* Begin Material supplied *

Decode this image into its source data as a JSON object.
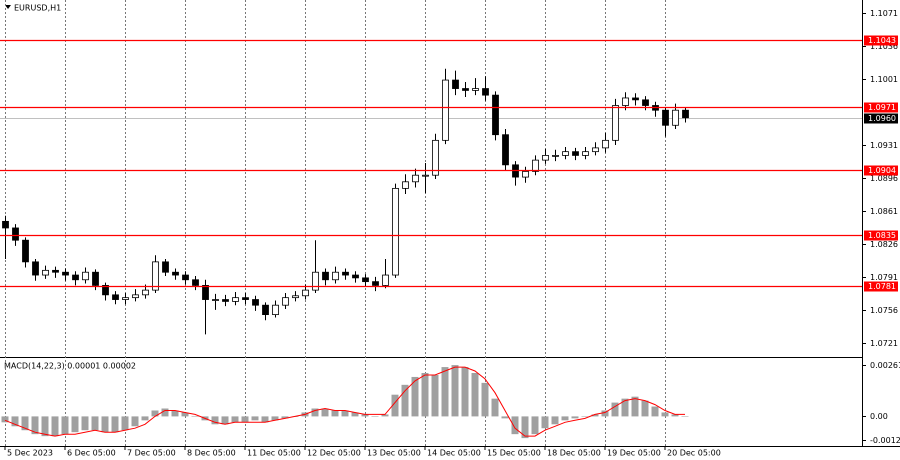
{
  "chart_data": [
    {
      "type": "candlestick",
      "title": "EURUSD,H1",
      "candles": [
        [
          1.085,
          1.0856,
          1.081,
          1.0843
        ],
        [
          1.0843,
          1.0847,
          1.0824,
          1.083
        ],
        [
          1.083,
          1.0833,
          1.0801,
          1.0807
        ],
        [
          1.0807,
          1.081,
          1.0787,
          1.0793
        ],
        [
          1.0793,
          1.0803,
          1.0789,
          1.0798
        ],
        [
          1.0798,
          1.0802,
          1.079,
          1.0796
        ],
        [
          1.0796,
          1.08,
          1.0787,
          1.0793
        ],
        [
          1.0793,
          1.0797,
          1.0782,
          1.0788
        ],
        [
          1.0788,
          1.0801,
          1.0784,
          1.0796
        ],
        [
          1.0796,
          1.0799,
          1.0777,
          1.0782
        ],
        [
          1.0782,
          1.0785,
          1.0766,
          1.0772
        ],
        [
          1.0772,
          1.0776,
          1.0762,
          1.0767
        ],
        [
          1.0767,
          1.0774,
          1.0762,
          1.0769
        ],
        [
          1.0769,
          1.0778,
          1.0765,
          1.0772
        ],
        [
          1.0772,
          1.0783,
          1.0768,
          1.0777
        ],
        [
          1.0777,
          1.0814,
          1.0774,
          1.0807
        ],
        [
          1.0807,
          1.081,
          1.0792,
          1.0796
        ],
        [
          1.0796,
          1.08,
          1.0788,
          1.0793
        ],
        [
          1.0793,
          1.0797,
          1.0783,
          1.0788
        ],
        [
          1.0788,
          1.0792,
          1.0777,
          1.0782
        ],
        [
          1.0782,
          1.0788,
          1.073,
          1.0767
        ],
        [
          1.0767,
          1.0773,
          1.0756,
          1.0767
        ],
        [
          1.0767,
          1.0772,
          1.076,
          1.0765
        ],
        [
          1.0765,
          1.0775,
          1.0761,
          1.0769
        ],
        [
          1.0769,
          1.0774,
          1.0762,
          1.0767
        ],
        [
          1.0767,
          1.0771,
          1.0755,
          1.0761
        ],
        [
          1.0761,
          1.0764,
          1.0745,
          1.0751
        ],
        [
          1.0751,
          1.0766,
          1.0748,
          1.0761
        ],
        [
          1.0761,
          1.0774,
          1.0757,
          1.0769
        ],
        [
          1.0769,
          1.0776,
          1.0765,
          1.0771
        ],
        [
          1.0771,
          1.0783,
          1.0767,
          1.0777
        ],
        [
          1.0777,
          1.083,
          1.0774,
          1.0796
        ],
        [
          1.0796,
          1.08,
          1.0782,
          1.0788
        ],
        [
          1.0788,
          1.0802,
          1.0784,
          1.0796
        ],
        [
          1.0796,
          1.08,
          1.0788,
          1.0793
        ],
        [
          1.0793,
          1.0797,
          1.0785,
          1.079
        ],
        [
          1.079,
          1.0794,
          1.0781,
          1.0786
        ],
        [
          1.0786,
          1.0791,
          1.0776,
          1.0782
        ],
        [
          1.0782,
          1.081,
          1.0779,
          1.0793
        ],
        [
          1.0793,
          1.089,
          1.079,
          1.0885
        ],
        [
          1.0885,
          1.09,
          1.0879,
          1.0892
        ],
        [
          1.0892,
          1.0906,
          1.0886,
          1.0899
        ],
        [
          1.0899,
          1.0912,
          1.088,
          1.0899
        ],
        [
          1.0899,
          1.0943,
          1.0895,
          1.0936
        ],
        [
          1.0936,
          1.1012,
          1.0932,
          1.1
        ],
        [
          1.1,
          1.101,
          1.0984,
          1.0991
        ],
        [
          1.0991,
          1.0998,
          1.0982,
          1.0989
        ],
        [
          1.0989,
          1.1002,
          1.0984,
          1.0991
        ],
        [
          1.0991,
          1.1004,
          1.0978,
          1.0984
        ],
        [
          1.0984,
          1.0988,
          1.0936,
          1.0942
        ],
        [
          1.0942,
          1.0948,
          1.0904,
          1.091
        ],
        [
          1.091,
          1.0914,
          1.0888,
          1.0897
        ],
        [
          1.0897,
          1.0908,
          1.0891,
          1.0903
        ],
        [
          1.0903,
          1.092,
          1.0899,
          1.0915
        ],
        [
          1.0915,
          1.0927,
          1.0911,
          1.092
        ],
        [
          1.092,
          1.0926,
          1.0914,
          1.092
        ],
        [
          1.092,
          1.0929,
          1.0916,
          1.0924
        ],
        [
          1.0924,
          1.0928,
          1.0915,
          1.092
        ],
        [
          1.092,
          1.0929,
          1.0916,
          1.0924
        ],
        [
          1.0924,
          1.0934,
          1.092,
          1.0928
        ],
        [
          1.0928,
          1.0944,
          1.0923,
          1.0936
        ],
        [
          1.0936,
          1.098,
          1.0931,
          1.0973
        ],
        [
          1.0973,
          1.0987,
          1.0968,
          1.0981
        ],
        [
          1.0981,
          1.0986,
          1.0973,
          1.0979
        ],
        [
          1.0979,
          1.0983,
          1.0968,
          1.0973
        ],
        [
          1.0973,
          1.0977,
          1.0961,
          1.0968
        ],
        [
          1.0968,
          1.0971,
          1.094,
          1.0952
        ],
        [
          1.0952,
          1.0975,
          1.0948,
          1.0968
        ],
        [
          1.0968,
          1.0971,
          1.0955,
          1.096
        ]
      ],
      "color": "#000000",
      "xlim": [
        -0.5,
        85.7
      ],
      "xticks": [
        {
          "value": 0,
          "label": "5 Dec 2023"
        },
        {
          "value": 6,
          "label": "6 Dec 05:00"
        },
        {
          "value": 12,
          "label": "7 Dec 05:00"
        },
        {
          "value": 18,
          "label": "8 Dec 05:00"
        },
        {
          "value": 24,
          "label": "11 Dec 05:00"
        },
        {
          "value": 30,
          "label": "12 Dec 05:00"
        },
        {
          "value": 36,
          "label": "13 Dec 05:00"
        },
        {
          "value": 42,
          "label": "14 Dec 05:00"
        },
        {
          "value": 48,
          "label": "15 Dec 05:00"
        },
        {
          "value": 54,
          "label": "18 Dec 05:00"
        },
        {
          "value": 60,
          "label": "19 Dec 05:00"
        },
        {
          "value": 66,
          "label": "20 Dec 05:00"
        }
      ],
      "ylim": [
        1.0706,
        1.1085
      ],
      "yticks": [
        1.1071,
        1.1036,
        1.1001,
        1.0931,
        1.0896,
        1.0861,
        1.0826,
        1.0791,
        1.0756,
        1.0721
      ],
      "levels": [
        1.1043,
        1.0971,
        1.0904,
        1.0835,
        1.0781
      ],
      "level_color": "#ff0000",
      "current_price": {
        "value": 1.096,
        "label": "1.0960"
      },
      "grid": true
    },
    {
      "type": "macd",
      "title": "MACD(14,22,3) 0.00001 0.00002",
      "histogram": [
        -0.0003,
        -0.0005,
        -0.0007,
        -0.0009,
        -0.001,
        -0.001,
        -0.0009,
        -0.0008,
        -0.0007,
        -0.0007,
        -0.0008,
        -0.0008,
        -0.0007,
        -0.0005,
        -0.0002,
        0.0003,
        0.0004,
        0.0003,
        0.0002,
        0,
        -0.0002,
        -0.0004,
        -0.0004,
        -0.0003,
        -0.0003,
        -0.0002,
        -0.0003,
        -0.0002,
        -0.0001,
        0,
        0.0002,
        0.0004,
        0.0004,
        0.0003,
        0.0003,
        0.0002,
        0.0001,
        0,
        0.0001,
        0.0011,
        0.0016,
        0.002,
        0.0022,
        0.0021,
        0.0025,
        0.0026,
        0.0025,
        0.0022,
        0.0017,
        0.0009,
        -0.0001,
        -0.0009,
        -0.0011,
        -0.0009,
        -0.0006,
        -0.0004,
        -0.0002,
        -0.0001,
        0,
        0.0001,
        0.0003,
        0.0007,
        0.0009,
        0.001,
        0.0008,
        0.0005,
        0.0002,
        0.0001,
        0
      ],
      "signal": [
        -0.0002,
        -0.0004,
        -0.0006,
        -0.0008,
        -0.0009,
        -0.001,
        -0.0009,
        -0.0009,
        -0.0008,
        -0.0007,
        -0.0008,
        -0.0008,
        -0.0007,
        -0.0006,
        -0.0004,
        0,
        0.0003,
        0.0003,
        0.0002,
        0.0001,
        -0.0001,
        -0.0003,
        -0.0004,
        -0.0003,
        -0.0003,
        -0.0003,
        -0.0003,
        -0.0002,
        -0.0001,
        0,
        0.0001,
        0.0003,
        0.0004,
        0.0003,
        0.0003,
        0.0002,
        0.0001,
        0.0001,
        0.0001,
        0.0007,
        0.0013,
        0.0018,
        0.0021,
        0.0021,
        0.0023,
        0.0025,
        0.0025,
        0.0023,
        0.0019,
        0.0012,
        0.0003,
        -0.0006,
        -0.001,
        -0.001,
        -0.0007,
        -0.0005,
        -0.0003,
        -0.0002,
        -0.0001,
        0.0001,
        0.0002,
        0.0005,
        0.0008,
        0.0009,
        0.0008,
        0.0006,
        0.0003,
        0.0001,
        0.0001
      ],
      "hist_color": "#a0a0a0",
      "signal_color": "#ff0000",
      "ylim": [
        -0.0015,
        0.00296
      ],
      "yticks": [
        0.00261,
        {
          "value": 0,
          "label": "0.00"
        },
        -0.00122
      ]
    }
  ]
}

* End Material supplied *

The exercise = Scan the material and collect every line that contains "title".

Response to this task =
      "title": "EURUSD,H1",
      "title": "MACD(14,22,3) 0.00001 0.00002",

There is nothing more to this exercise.